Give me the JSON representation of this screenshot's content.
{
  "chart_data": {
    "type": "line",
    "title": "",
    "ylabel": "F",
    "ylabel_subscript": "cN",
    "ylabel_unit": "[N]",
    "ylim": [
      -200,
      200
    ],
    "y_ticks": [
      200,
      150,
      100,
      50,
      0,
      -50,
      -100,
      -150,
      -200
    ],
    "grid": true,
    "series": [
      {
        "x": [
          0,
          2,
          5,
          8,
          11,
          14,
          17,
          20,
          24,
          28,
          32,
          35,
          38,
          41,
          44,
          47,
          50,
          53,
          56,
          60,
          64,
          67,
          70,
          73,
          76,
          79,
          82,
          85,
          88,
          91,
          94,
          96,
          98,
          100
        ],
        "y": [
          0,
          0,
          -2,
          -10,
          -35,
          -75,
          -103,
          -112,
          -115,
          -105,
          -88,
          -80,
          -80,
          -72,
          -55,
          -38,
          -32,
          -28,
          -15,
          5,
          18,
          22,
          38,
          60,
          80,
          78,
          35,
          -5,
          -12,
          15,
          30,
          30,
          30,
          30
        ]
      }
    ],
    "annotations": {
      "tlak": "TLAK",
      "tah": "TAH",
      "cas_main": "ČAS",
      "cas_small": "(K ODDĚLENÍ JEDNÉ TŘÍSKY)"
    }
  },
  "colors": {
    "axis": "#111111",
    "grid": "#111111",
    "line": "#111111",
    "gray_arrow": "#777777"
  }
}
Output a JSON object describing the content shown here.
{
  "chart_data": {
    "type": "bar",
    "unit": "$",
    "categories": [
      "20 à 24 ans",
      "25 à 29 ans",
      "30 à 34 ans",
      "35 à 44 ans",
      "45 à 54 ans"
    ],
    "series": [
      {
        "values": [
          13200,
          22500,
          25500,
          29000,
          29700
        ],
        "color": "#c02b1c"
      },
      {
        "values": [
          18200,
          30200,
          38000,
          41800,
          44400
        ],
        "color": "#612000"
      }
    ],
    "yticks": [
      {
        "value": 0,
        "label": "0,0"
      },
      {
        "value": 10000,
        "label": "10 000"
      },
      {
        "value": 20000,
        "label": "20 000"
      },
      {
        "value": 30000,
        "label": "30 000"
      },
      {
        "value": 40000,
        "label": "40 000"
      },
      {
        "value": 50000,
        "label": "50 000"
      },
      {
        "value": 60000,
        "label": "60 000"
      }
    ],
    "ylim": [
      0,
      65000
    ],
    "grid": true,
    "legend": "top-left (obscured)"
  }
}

◇ ◇ ◇ ◇

- WORK TO COMPLETE:
Return, unchanged, each line from the line containing "Output a JSON" through the last line of the material.

- RESPONSE:
Output a JSON object describing the content shown here.
{
  "chart_data": {
    "type": "bar",
    "unit": "$",
    "categories": [
      "20 à 24 ans",
      "25 à 29 ans",
      "30 à 34 ans",
      "35 à 44 ans",
      "45 à 54 ans"
    ],
    "series": [
      {
        "values": [
          13200,
          22500,
          25500,
          29000,
          29700
        ],
        "color": "#c02b1c"
      },
      {
        "values": [
          18200,
          30200,
          38000,
          41800,
          44400
        ],
        "color": "#612000"
      }
    ],
    "yticks": [
      {
        "value": 0,
        "label": "0,0"
      },
      {
        "value": 10000,
        "label": "10 000"
      },
      {
        "value": 20000,
        "label": "20 000"
      },
      {
        "value": 30000,
        "label": "30 000"
      },
      {
        "value": 40000,
        "label": "40 000"
      },
      {
        "value": 50000,
        "label": "50 000"
      },
      {
        "value": 60000,
        "label": "60 000"
      }
    ],
    "ylim": [
      0,
      65000
    ],
    "grid": true,
    "legend": "top-left (obscured)"
  }
}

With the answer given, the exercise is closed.